_GIVEN PROBLEM_
Gather every line that includes the word "served", please.

_Stored data_
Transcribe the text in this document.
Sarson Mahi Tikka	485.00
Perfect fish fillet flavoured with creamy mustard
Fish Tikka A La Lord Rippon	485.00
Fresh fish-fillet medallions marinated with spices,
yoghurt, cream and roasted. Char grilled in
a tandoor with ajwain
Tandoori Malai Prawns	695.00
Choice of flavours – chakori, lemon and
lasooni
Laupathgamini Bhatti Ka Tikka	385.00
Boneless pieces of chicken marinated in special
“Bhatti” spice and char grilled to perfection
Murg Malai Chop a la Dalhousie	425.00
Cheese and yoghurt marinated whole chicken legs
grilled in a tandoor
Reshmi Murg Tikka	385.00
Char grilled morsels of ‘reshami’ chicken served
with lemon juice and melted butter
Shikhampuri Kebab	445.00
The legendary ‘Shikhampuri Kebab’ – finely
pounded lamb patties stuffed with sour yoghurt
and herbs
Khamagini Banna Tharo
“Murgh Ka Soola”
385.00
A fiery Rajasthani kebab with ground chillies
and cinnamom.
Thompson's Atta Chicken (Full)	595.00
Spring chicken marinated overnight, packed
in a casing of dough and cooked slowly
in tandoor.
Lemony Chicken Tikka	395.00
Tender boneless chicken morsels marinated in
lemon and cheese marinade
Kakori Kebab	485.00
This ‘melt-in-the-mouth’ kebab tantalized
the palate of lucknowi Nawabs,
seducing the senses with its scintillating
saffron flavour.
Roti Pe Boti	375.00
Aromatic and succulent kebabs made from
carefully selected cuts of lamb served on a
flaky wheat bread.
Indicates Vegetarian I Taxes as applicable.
---
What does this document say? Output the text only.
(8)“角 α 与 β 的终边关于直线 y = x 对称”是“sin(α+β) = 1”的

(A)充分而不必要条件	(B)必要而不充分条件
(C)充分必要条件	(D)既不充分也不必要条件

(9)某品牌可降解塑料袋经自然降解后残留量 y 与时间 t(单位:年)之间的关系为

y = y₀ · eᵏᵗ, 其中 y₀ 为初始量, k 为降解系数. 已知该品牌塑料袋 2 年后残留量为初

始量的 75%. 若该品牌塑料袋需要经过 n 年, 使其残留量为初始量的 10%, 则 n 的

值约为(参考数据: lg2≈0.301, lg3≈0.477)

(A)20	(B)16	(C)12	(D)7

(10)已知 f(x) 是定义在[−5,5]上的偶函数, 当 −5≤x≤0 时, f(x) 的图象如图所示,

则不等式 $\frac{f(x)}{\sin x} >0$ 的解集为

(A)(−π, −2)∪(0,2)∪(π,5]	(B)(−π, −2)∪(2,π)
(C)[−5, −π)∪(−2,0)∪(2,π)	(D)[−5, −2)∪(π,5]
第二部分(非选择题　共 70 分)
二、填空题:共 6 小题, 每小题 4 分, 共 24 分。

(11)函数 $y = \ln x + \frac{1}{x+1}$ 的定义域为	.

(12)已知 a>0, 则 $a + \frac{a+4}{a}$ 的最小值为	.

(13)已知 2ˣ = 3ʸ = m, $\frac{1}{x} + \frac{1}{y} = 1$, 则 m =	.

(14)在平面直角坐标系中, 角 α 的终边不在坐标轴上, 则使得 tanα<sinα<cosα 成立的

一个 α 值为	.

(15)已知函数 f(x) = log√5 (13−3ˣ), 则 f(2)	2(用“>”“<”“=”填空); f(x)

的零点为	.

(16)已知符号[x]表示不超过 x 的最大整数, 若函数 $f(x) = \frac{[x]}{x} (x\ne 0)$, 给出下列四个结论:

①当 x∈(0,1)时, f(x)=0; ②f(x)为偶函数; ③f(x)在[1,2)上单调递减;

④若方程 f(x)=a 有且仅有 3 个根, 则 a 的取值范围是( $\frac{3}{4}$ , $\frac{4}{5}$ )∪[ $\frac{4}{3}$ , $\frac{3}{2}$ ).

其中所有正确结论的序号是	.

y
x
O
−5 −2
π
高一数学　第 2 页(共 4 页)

_COMPLETED EXERCISE_
Char grilled morsels of ‘reshami’ chicken served
carefully selected cuts of lamb served on a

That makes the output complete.